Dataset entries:
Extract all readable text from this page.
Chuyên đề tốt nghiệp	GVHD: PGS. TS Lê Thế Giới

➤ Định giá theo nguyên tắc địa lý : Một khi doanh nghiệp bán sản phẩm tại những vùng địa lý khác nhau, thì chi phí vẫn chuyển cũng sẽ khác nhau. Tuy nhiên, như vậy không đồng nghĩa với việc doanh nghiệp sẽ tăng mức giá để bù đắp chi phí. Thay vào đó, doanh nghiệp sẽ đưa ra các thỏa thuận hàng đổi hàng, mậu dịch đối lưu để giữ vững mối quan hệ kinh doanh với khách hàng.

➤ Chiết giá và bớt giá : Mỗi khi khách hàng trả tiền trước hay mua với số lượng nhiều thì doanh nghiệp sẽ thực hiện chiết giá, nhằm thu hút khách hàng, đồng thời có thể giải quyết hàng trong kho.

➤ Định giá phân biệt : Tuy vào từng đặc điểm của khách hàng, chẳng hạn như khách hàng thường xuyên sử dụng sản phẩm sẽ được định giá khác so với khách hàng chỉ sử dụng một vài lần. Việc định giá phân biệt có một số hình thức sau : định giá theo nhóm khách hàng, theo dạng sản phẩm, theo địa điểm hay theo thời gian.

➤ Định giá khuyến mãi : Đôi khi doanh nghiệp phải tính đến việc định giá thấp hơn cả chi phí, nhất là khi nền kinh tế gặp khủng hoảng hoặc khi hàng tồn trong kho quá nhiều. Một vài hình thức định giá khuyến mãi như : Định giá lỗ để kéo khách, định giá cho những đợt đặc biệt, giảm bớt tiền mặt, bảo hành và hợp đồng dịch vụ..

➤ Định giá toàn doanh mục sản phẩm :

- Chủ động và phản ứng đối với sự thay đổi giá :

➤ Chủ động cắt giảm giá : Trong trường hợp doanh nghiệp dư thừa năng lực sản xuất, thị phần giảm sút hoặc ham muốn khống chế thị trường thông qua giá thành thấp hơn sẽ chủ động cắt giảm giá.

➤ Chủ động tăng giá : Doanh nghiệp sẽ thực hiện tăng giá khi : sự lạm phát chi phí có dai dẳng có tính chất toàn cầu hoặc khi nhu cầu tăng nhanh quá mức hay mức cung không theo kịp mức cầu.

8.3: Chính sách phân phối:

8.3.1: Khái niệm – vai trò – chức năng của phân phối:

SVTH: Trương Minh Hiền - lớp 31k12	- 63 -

# GOAL:
Retype the whole listing above exactly.

# WORKED SOLUTION:
Extract all readable text from this page.
Chuyên đề tốt nghiệp	GVHD: PGS. TS Lê Thế Giới

➤ Định giá theo nguyên tắc địa lý : Một khi doanh nghiệp bán sản phẩm tại những vùng địa lý khác nhau, thì chi phí vẫn chuyển cũng sẽ khác nhau. Tuy nhiên, như vậy không đồng nghĩa với việc doanh nghiệp sẽ tăng mức giá để bù đắp chi phí. Thay vào đó, doanh nghiệp sẽ đưa ra các thỏa thuận hàng đổi hàng, mậu dịch đối lưu để giữ vững mối quan hệ kinh doanh với khách hàng.

➤ Chiết giá và bớt giá : Mỗi khi khách hàng trả tiền trước hay mua với số lượng nhiều thì doanh nghiệp sẽ thực hiện chiết giá, nhằm thu hút khách hàng, đồng thời có thể giải quyết hàng trong kho.

➤ Định giá phân biệt : Tuy vào từng đặc điểm của khách hàng, chẳng hạn như khách hàng thường xuyên sử dụng sản phẩm sẽ được định giá khác so với khách hàng chỉ sử dụng một vài lần. Việc định giá phân biệt có một số hình thức sau : định giá theo nhóm khách hàng, theo dạng sản phẩm, theo địa điểm hay theo thời gian.

➤ Định giá khuyến mãi : Đôi khi doanh nghiệp phải tính đến việc định giá thấp hơn cả chi phí, nhất là khi nền kinh tế gặp khủng hoảng hoặc khi hàng tồn trong kho quá nhiều. Một vài hình thức định giá khuyến mãi như : Định giá lỗ để kéo khách, định giá cho những đợt đặc biệt, giảm bớt tiền mặt, bảo hành và hợp đồng dịch vụ..

➤ Định giá toàn doanh mục sản phẩm :

- Chủ động và phản ứng đối với sự thay đổi giá :

➤ Chủ động cắt giảm giá : Trong trường hợp doanh nghiệp dư thừa năng lực sản xuất, thị phần giảm sút hoặc ham muốn khống chế thị trường thông qua giá thành thấp hơn sẽ chủ động cắt giảm giá.

➤ Chủ động tăng giá : Doanh nghiệp sẽ thực hiện tăng giá khi : sự lạm phát chi phí có dai dẳng có tính chất toàn cầu hoặc khi nhu cầu tăng nhanh quá mức hay mức cung không theo kịp mức cầu.

8.3: Chính sách phân phối:

8.3.1: Khái niệm – vai trò – chức năng của phân phối:

SVTH: Trương Minh Hiền - lớp 31k12	- 63 -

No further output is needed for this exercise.